Problem to work on:
Copy each of the entries below faithfully, setting aside any pictures.

Data for processing:
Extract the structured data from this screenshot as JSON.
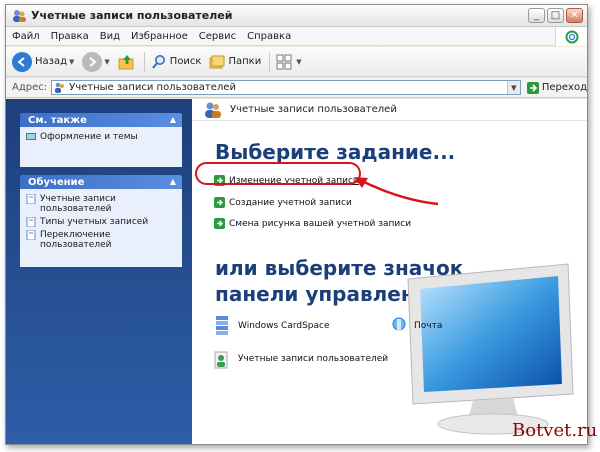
{
  "window": {
    "title": "Учетные записи пользователей"
  },
  "menu": [
    "Файл",
    "Правка",
    "Вид",
    "Избранное",
    "Сервис",
    "Справка"
  ],
  "toolbar": {
    "back": "Назад",
    "search": "Поиск",
    "folders": "Папки"
  },
  "address": {
    "label": "Адрес:",
    "value": "Учетные записи пользователей",
    "go": "Переход"
  },
  "left": {
    "see_also": {
      "title": "См. также",
      "items": [
        "Оформление и темы"
      ]
    },
    "learn": {
      "title": "Обучение",
      "items": [
        "Учетные записи пользователей",
        "Типы учетных записей",
        "Переключение пользователей"
      ]
    }
  },
  "main": {
    "header": "Учетные записи пользователей",
    "task_title": "Выберите задание...",
    "tasks": [
      "Изменение учетной записи",
      "Создание учетной записи",
      "Смена рисунка вашей учетной записи"
    ],
    "or_title": "или выберите значок панели управления",
    "icons": [
      "Windows CardSpace",
      "Почта",
      "Учетные записи пользователей"
    ]
  },
  "watermark": "Botvet.ru",
  "colors": {
    "accent_blue": "#1b3f78",
    "left_pane": "#2e5ea8",
    "highlight_red": "#d8141a"
  }
}
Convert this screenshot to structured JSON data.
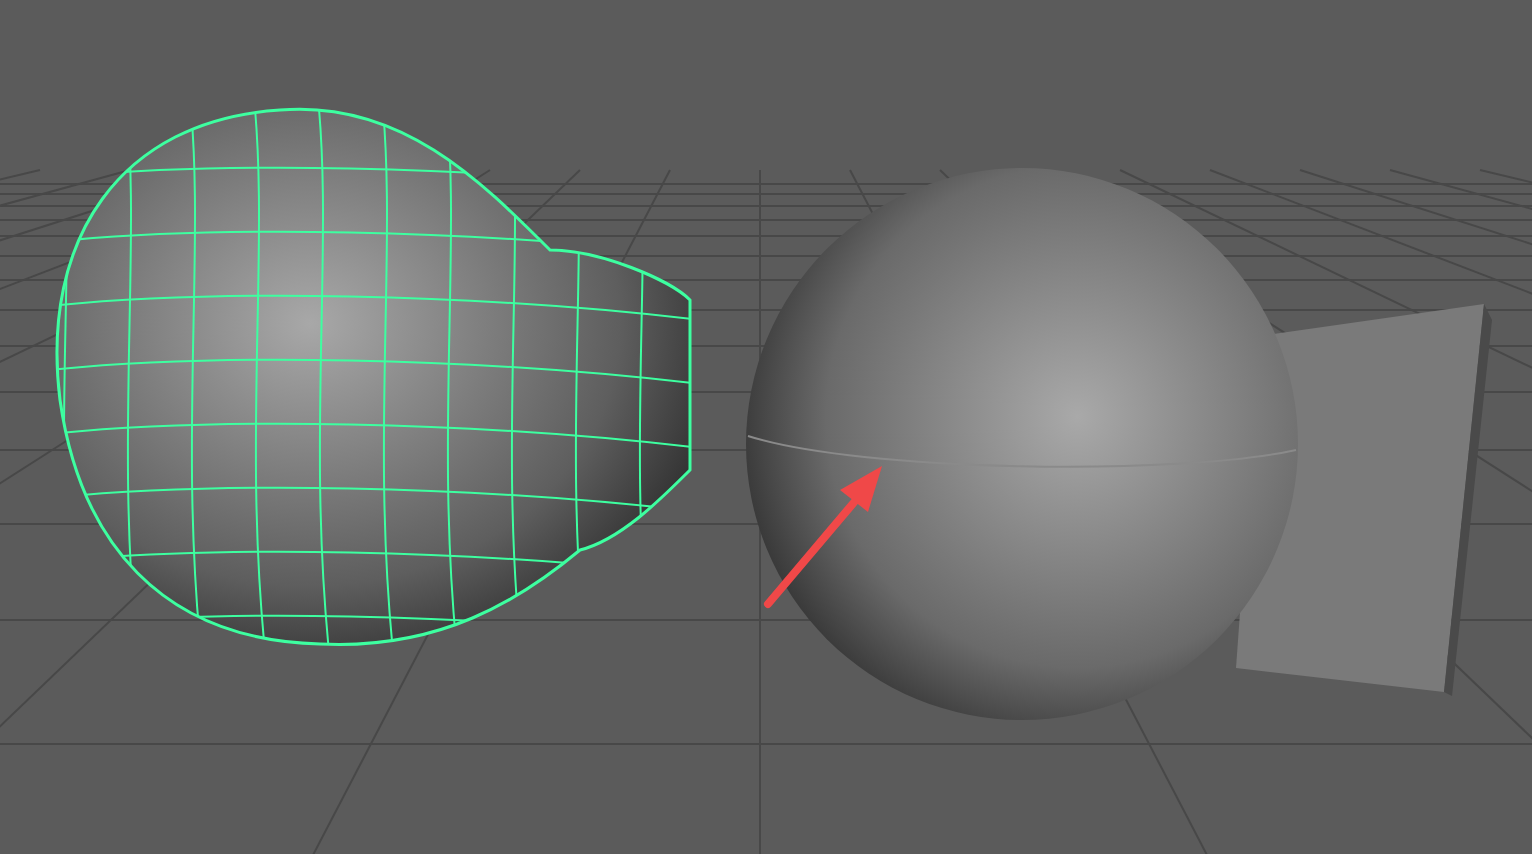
{
  "viewport": {
    "objects": [
      {
        "kind": "mesh",
        "selected": true
      },
      {
        "kind": "box",
        "selected": false
      },
      {
        "kind": "sphere",
        "selected": false
      }
    ],
    "annotation": {
      "kind": "arrow"
    }
  }
}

Answer to the problem:
Extract the structured data from this screenshot as JSON.
{
  "window": {
    "title": "Учетные записи пользователей"
  },
  "menu": [
    "Файл",
    "Правка",
    "Вид",
    "Избранное",
    "Сервис",
    "Справка"
  ],
  "toolbar": {
    "back": "Назад",
    "search": "Поиск",
    "folders": "Папки"
  },
  "address": {
    "label": "Адрес:",
    "value": "Учетные записи пользователей",
    "go": "Переход"
  },
  "left": {
    "see_also": {
      "title": "См. также",
      "items": [
        "Оформление и темы"
      ]
    },
    "learn": {
      "title": "Обучение",
      "items": [
        "Учетные записи пользователей",
        "Типы учетных записей",
        "Переключение пользователей"
      ]
    }
  },
  "main": {
    "header": "Учетные записи пользователей",
    "task_title": "Выберите задание...",
    "tasks": [
      "Изменение учетной записи",
      "Создание учетной записи",
      "Смена рисунка вашей учетной записи"
    ],
    "or_title": "или выберите значок панели управления",
    "icons": [
      "Windows CardSpace",
      "Почта",
      "Учетные записи пользователей"
    ]
  },
  "watermark": "Botvet.ru",
  "colors": {
    "accent_blue": "#1b3f78",
    "left_pane": "#2e5ea8",
    "highlight_red": "#d8141a"
  }
}
Convert this screenshot to structured JSON data.
{
  "viewport": {
    "objects": [
      {
        "kind": "mesh",
        "selected": true
      },
      {
        "kind": "box",
        "selected": false
      },
      {
        "kind": "sphere",
        "selected": false
      }
    ],
    "annotation": {
      "kind": "arrow"
    }
  }
}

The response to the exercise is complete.